**THE TASK**:
Nothing in the records may be left out or altered; reproduce them all exactly.

**Items from a data source**:
════════════════

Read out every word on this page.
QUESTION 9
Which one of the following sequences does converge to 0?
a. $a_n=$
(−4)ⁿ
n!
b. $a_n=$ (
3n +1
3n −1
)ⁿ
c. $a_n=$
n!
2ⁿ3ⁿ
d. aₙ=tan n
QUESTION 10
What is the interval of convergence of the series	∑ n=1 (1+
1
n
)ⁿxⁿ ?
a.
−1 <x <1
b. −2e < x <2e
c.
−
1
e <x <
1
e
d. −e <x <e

════════════════

**OUTPUT OF THE TASK**:
Read out every word on this page.
QUESTION 9
Which one of the following sequences does converge to 0?
a. $a_n=$
(−4)ⁿ
n!
b. $a_n=$ (
3n +1
3n −1
)ⁿ
c. $a_n=$
n!
2ⁿ3ⁿ
d. aₙ=tan n
QUESTION 10
What is the interval of convergence of the series	∑ n=1 (1+
1
n
)ⁿxⁿ ?
a.
−1 <x <1
b. −2e < x <2e
c.
−
1
e <x <
1
e
d. −e <x <e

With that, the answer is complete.